Your goal ▸ Return all lines below containing the word "name".

Stored data entries:

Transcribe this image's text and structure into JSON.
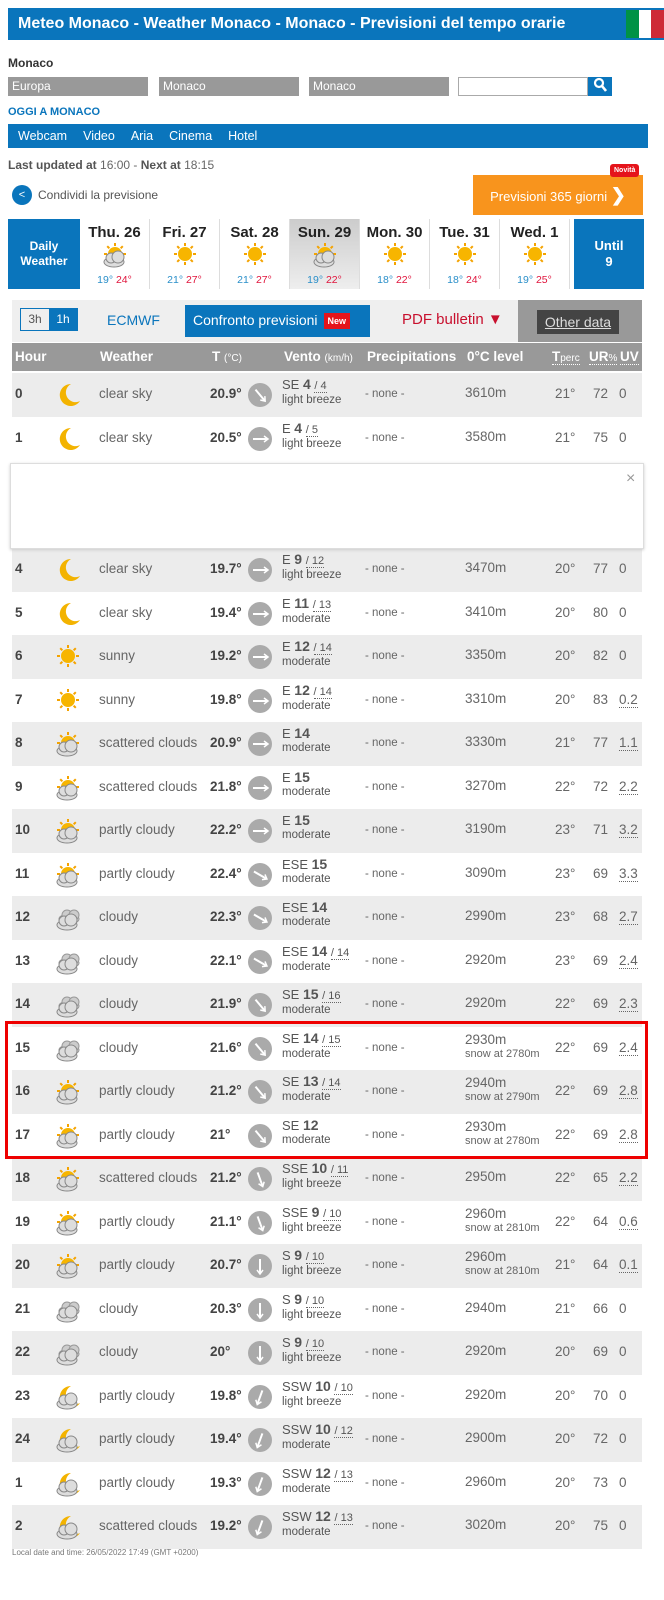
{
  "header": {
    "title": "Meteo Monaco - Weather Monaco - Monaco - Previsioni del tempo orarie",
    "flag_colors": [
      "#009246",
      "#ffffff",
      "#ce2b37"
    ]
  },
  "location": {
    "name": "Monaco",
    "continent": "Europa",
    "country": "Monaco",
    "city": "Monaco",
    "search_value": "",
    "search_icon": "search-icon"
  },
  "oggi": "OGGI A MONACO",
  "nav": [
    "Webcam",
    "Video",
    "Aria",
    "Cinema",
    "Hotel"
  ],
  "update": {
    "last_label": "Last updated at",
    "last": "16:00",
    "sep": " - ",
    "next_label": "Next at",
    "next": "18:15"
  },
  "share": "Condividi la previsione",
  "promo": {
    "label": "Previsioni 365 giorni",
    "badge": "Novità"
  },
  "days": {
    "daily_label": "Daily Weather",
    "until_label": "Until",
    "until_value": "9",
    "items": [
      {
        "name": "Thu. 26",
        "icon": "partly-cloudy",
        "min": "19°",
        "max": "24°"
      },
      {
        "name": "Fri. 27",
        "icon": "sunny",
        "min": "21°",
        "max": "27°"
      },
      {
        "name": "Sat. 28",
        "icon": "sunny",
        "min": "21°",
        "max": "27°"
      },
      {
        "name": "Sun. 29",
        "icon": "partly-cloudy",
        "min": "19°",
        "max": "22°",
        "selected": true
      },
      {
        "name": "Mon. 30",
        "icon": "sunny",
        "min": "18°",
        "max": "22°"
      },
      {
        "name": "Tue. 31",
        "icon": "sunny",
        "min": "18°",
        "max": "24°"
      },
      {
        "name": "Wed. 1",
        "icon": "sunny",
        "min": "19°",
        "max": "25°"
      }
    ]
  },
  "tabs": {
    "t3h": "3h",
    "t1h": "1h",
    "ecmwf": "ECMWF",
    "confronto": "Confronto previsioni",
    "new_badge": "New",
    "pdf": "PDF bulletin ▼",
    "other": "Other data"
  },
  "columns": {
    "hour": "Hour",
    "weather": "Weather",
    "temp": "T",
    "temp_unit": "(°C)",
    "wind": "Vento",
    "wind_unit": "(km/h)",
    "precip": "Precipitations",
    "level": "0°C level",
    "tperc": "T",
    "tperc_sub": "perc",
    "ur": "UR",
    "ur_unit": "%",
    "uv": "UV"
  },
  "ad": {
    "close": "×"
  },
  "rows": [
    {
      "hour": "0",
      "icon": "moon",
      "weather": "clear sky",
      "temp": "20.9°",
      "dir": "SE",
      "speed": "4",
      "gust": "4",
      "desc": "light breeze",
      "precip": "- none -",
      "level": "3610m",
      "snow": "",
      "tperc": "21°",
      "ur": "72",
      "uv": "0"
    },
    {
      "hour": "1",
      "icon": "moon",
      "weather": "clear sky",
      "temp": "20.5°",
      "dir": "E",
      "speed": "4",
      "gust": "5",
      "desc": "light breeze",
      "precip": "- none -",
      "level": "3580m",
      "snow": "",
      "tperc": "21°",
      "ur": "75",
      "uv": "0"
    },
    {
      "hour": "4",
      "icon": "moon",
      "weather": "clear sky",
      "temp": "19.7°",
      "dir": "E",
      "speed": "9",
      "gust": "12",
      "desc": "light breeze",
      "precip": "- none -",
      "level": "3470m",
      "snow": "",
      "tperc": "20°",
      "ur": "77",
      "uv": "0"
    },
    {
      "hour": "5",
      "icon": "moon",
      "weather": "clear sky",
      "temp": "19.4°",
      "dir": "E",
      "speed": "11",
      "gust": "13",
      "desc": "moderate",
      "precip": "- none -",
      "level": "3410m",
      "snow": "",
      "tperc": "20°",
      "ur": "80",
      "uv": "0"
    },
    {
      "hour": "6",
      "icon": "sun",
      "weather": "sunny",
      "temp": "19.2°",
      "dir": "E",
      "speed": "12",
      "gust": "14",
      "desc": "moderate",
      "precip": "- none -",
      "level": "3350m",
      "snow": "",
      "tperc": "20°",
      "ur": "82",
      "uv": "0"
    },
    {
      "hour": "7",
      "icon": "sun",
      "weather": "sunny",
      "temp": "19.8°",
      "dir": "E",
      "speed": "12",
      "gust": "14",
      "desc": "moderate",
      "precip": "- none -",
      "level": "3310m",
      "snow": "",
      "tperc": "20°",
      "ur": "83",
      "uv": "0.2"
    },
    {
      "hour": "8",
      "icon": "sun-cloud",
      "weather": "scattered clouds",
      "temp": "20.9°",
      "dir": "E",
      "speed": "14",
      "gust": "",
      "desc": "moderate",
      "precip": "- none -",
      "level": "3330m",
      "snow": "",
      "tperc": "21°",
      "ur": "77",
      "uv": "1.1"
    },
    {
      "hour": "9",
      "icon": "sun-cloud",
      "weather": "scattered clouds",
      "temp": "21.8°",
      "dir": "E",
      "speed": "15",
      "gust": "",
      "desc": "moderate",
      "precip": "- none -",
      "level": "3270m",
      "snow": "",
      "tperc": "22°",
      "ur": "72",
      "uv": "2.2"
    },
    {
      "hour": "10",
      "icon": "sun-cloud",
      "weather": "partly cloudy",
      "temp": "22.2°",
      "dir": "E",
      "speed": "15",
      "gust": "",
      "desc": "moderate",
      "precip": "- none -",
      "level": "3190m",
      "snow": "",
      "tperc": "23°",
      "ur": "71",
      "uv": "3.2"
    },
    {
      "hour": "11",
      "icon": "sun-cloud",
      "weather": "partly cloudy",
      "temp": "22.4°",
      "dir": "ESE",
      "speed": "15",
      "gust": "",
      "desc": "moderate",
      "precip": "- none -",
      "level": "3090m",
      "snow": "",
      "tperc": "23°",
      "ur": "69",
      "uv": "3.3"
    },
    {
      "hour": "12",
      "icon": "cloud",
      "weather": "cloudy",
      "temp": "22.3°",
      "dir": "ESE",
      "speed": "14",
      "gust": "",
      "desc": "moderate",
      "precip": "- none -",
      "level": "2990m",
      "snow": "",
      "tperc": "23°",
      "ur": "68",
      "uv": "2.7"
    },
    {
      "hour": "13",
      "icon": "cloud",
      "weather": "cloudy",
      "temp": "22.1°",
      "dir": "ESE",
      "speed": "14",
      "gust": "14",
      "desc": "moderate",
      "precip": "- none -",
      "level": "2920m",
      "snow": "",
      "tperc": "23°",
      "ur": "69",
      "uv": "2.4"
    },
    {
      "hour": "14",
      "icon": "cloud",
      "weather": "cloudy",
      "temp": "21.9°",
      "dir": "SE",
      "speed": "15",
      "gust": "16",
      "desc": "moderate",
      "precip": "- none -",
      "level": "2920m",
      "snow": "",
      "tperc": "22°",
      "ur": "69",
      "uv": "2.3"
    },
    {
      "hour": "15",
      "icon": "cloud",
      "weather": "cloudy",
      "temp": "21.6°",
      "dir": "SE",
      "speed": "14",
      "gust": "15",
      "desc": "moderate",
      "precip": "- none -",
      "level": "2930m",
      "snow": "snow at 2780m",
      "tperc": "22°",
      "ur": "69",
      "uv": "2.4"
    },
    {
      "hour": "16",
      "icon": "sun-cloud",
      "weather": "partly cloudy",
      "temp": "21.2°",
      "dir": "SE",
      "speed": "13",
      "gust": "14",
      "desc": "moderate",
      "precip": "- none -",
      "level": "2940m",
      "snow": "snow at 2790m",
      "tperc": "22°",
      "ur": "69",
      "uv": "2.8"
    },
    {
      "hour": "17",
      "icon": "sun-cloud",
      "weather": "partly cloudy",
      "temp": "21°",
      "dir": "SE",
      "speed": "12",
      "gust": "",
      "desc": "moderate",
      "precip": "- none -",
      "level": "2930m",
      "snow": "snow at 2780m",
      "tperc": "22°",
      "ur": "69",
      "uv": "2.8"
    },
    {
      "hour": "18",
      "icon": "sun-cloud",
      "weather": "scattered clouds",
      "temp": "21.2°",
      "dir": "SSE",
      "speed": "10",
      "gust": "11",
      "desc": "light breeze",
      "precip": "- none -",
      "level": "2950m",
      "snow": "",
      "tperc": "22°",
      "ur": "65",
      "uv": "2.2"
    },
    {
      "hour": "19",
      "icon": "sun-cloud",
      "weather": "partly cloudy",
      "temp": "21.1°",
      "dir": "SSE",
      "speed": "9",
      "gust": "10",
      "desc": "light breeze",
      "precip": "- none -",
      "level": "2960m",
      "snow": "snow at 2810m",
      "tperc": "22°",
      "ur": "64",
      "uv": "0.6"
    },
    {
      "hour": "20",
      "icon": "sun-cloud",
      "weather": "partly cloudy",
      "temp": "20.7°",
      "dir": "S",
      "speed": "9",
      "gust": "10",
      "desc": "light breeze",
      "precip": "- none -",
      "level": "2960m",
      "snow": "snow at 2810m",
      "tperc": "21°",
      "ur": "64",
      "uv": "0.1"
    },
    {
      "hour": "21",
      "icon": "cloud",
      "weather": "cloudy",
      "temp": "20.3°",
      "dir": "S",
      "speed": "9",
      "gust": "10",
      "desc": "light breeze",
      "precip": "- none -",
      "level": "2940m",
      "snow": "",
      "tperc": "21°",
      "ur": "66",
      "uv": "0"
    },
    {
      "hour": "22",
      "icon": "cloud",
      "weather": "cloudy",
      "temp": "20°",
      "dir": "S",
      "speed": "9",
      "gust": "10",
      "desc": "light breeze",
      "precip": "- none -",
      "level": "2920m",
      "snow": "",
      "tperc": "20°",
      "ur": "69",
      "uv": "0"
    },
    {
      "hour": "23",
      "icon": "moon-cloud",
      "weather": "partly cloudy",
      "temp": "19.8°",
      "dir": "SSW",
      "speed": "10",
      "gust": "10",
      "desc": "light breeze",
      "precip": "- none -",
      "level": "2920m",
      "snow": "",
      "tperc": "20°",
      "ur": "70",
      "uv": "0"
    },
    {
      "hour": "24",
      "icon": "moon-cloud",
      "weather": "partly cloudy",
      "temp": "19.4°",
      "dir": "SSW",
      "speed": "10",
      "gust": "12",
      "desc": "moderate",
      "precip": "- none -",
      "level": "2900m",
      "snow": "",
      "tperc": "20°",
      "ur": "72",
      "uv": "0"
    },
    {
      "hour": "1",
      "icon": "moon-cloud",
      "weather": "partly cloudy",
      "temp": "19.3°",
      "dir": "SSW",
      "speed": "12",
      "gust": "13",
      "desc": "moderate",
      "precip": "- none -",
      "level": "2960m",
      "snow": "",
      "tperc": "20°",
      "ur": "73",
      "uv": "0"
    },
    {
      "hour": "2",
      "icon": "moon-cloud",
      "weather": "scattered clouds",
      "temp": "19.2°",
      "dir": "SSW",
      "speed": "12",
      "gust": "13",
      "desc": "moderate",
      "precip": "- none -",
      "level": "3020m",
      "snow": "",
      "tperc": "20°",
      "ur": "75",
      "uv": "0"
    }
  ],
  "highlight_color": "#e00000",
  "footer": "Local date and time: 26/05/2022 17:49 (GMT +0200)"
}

Full response ▸
    "name": "Monaco",
        "name": "Thu. 26",
        "name": "Fri. 27",
        "name": "Sat. 28",
        "name": "Sun. 29",
        "name": "Mon. 30",
        "name": "Tue. 31",
        "name": "Wed. 1",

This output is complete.